PROBLEM DESCRIPTION
Copy out all lines with the word "subtitle" in them.

TASK INPUT
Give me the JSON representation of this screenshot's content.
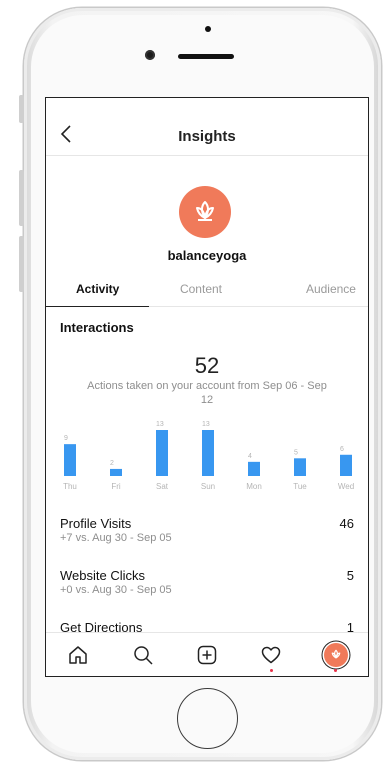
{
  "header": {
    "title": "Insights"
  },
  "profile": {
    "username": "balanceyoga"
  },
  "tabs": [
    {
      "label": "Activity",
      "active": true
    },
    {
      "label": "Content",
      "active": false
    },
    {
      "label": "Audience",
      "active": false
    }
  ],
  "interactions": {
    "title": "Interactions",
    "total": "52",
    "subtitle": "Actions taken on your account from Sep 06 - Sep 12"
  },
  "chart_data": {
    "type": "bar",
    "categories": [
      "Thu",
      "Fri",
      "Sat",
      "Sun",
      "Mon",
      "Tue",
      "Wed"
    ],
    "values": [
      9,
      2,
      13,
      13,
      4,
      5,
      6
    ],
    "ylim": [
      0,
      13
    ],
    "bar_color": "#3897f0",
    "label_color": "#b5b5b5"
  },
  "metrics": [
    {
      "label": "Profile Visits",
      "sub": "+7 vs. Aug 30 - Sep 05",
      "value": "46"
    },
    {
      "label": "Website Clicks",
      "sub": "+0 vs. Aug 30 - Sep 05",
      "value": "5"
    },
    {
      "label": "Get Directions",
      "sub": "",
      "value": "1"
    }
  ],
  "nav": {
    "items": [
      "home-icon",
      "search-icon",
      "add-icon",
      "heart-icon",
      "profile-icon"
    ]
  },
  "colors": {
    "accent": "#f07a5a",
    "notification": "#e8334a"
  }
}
---
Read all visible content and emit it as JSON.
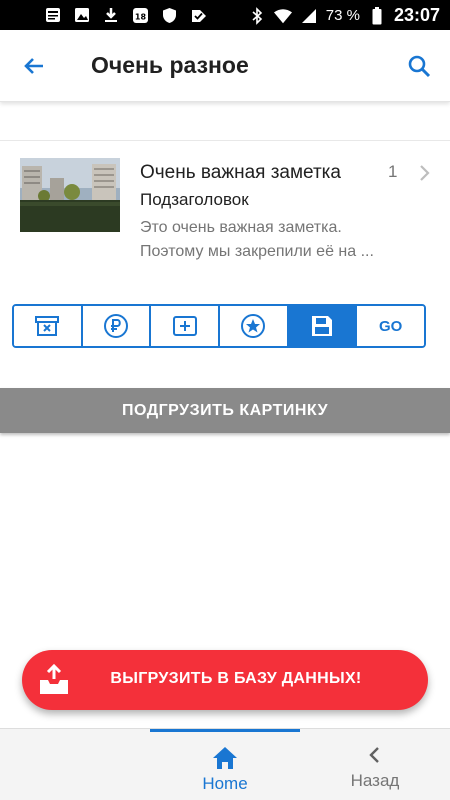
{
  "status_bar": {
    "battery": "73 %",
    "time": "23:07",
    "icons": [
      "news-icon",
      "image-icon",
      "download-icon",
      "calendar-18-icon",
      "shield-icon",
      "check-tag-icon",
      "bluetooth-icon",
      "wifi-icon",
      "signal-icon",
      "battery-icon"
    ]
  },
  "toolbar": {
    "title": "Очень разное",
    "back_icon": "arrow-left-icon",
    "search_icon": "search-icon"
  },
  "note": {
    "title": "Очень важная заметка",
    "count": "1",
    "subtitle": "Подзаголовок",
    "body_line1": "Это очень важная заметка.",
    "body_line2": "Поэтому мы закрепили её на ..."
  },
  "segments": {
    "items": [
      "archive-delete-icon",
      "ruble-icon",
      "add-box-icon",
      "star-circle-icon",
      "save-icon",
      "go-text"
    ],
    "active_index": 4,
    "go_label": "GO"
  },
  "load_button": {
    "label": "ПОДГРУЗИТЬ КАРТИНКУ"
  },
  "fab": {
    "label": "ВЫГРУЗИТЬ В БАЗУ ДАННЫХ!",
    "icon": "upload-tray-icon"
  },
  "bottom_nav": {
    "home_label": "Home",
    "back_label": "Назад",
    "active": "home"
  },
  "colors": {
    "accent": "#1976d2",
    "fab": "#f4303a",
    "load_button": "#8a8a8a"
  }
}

FINAL ANSWER
    "subtitle": "Actions taken on your account from Sep 06 - Sep 12"
    "subtitle": "Подзаголовок",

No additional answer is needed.